__Saved entries__:
--------------------

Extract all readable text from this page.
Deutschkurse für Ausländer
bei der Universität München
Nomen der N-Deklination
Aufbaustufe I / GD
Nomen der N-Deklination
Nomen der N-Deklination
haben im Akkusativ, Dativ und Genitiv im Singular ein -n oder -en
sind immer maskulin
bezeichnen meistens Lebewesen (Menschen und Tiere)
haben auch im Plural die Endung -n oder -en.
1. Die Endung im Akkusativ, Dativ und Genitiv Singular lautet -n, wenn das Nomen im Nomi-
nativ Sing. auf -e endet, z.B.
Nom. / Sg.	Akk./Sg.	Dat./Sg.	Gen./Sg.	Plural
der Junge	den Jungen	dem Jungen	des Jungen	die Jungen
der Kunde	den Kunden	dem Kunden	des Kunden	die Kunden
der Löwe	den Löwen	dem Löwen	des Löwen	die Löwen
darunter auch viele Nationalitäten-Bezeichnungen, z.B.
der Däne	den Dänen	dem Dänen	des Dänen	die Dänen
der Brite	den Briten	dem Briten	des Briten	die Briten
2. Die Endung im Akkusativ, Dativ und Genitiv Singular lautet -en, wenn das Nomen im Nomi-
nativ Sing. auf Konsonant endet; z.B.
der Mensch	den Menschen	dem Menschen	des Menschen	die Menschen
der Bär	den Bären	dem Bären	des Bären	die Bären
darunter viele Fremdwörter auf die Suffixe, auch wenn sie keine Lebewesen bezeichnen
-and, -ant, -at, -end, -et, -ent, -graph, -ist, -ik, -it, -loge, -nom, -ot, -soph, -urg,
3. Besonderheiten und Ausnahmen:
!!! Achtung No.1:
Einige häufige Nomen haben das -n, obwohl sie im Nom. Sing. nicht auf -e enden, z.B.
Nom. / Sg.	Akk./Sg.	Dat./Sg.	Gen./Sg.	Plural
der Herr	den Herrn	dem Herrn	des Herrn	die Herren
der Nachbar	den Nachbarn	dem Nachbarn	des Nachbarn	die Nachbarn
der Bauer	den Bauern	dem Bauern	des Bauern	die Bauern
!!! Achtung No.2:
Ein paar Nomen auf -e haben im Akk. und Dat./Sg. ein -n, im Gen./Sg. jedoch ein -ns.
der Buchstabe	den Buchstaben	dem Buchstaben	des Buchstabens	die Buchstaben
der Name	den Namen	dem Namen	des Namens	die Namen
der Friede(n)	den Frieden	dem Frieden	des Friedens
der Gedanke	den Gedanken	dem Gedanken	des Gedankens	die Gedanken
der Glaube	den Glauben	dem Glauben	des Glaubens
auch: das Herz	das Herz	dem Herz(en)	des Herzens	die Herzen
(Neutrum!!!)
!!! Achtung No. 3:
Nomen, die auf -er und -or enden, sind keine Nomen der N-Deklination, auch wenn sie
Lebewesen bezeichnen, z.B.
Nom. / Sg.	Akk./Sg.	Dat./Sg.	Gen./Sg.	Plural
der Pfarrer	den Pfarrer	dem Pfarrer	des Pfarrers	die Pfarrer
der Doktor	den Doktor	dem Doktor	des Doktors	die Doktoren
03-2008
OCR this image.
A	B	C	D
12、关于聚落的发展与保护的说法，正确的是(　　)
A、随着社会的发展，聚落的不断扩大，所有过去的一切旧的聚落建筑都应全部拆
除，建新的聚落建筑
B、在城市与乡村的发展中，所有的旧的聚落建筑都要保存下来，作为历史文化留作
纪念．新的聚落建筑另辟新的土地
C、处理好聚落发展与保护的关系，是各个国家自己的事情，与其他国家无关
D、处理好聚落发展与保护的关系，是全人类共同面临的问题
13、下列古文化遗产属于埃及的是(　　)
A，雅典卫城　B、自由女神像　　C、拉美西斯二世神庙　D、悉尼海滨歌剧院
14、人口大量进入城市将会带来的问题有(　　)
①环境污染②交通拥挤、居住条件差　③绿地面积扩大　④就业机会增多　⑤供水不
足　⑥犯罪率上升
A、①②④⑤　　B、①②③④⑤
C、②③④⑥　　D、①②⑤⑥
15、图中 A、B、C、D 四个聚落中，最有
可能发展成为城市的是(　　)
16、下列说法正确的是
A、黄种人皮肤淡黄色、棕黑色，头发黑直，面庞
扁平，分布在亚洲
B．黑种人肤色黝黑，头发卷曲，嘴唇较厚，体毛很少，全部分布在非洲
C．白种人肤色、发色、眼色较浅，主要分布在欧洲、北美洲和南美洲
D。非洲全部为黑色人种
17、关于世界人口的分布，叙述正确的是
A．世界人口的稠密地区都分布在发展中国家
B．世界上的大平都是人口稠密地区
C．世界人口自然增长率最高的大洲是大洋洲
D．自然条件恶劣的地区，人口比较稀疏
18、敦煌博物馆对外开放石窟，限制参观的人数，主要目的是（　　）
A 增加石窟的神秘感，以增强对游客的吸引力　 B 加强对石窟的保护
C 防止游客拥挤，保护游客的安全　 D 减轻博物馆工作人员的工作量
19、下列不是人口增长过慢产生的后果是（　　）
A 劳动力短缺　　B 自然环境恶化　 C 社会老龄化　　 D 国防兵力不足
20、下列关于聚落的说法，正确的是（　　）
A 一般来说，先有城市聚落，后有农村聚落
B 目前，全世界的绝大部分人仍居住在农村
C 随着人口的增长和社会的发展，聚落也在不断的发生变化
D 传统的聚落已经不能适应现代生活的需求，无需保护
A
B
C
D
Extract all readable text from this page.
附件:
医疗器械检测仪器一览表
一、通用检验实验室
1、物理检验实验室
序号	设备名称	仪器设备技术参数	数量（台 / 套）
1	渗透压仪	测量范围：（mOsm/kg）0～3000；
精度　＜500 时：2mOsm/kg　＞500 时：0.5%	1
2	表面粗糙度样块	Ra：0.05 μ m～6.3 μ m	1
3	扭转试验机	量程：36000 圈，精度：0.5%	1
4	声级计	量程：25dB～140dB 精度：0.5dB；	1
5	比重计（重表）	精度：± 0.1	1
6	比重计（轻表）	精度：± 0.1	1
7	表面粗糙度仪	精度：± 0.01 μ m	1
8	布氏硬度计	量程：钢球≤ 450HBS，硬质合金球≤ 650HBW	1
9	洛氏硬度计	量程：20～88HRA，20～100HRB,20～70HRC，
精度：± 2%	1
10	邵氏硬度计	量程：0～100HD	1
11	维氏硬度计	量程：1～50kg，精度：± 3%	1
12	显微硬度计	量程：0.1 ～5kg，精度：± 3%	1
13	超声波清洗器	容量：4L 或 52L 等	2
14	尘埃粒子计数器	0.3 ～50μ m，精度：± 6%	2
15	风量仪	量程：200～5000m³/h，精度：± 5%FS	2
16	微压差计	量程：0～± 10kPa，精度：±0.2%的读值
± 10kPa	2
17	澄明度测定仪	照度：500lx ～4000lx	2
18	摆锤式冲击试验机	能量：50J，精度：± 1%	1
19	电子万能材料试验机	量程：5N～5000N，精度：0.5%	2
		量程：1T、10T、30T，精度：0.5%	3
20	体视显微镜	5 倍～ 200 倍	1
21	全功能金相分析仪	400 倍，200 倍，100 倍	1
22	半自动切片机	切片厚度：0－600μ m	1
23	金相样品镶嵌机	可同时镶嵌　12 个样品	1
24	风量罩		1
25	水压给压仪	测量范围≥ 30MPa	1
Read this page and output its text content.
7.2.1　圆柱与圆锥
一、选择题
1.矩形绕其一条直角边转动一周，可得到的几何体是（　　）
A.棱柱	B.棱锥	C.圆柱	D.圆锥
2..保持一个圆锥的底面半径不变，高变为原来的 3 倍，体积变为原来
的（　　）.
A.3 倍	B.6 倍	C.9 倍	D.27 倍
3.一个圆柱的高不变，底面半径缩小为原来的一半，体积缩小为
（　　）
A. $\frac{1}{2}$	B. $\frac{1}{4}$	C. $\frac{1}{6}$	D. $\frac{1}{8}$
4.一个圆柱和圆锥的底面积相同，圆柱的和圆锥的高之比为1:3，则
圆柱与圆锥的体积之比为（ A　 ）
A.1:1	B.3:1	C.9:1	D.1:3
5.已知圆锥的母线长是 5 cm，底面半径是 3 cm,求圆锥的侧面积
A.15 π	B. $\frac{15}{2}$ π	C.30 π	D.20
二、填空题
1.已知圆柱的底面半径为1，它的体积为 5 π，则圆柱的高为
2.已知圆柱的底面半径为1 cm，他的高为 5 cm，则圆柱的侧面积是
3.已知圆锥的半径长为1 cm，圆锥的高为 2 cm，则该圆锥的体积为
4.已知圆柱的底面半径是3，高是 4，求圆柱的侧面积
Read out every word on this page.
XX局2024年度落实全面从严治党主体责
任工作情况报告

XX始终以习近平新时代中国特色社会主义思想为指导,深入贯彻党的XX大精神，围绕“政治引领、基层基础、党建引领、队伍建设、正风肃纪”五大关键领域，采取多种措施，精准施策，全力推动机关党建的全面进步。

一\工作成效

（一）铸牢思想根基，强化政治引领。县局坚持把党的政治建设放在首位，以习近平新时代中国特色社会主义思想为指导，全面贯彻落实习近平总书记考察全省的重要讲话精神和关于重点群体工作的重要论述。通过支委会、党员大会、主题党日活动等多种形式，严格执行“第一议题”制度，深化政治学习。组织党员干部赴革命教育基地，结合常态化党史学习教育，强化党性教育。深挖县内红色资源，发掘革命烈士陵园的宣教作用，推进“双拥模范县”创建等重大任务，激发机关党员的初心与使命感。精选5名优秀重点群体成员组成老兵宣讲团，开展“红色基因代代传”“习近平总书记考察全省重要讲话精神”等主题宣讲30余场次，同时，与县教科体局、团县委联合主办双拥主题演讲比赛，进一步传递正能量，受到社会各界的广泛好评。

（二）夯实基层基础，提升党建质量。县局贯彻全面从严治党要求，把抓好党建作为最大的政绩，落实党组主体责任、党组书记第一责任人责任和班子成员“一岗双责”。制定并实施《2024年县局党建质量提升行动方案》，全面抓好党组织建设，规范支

--------------------

__TASK BRIEF__: Scan the entries above for the word "Singular" and collect each line holding it.

__ANSWER IN FULL__:
haben im Akkusativ, Dativ und Genitiv im Singular ein -n oder -en
1. Die Endung im Akkusativ, Dativ und Genitiv Singular lautet -n, wenn das Nomen im Nomi-
2. Die Endung im Akkusativ, Dativ und Genitiv Singular lautet -en, wenn das Nomen im Nomi-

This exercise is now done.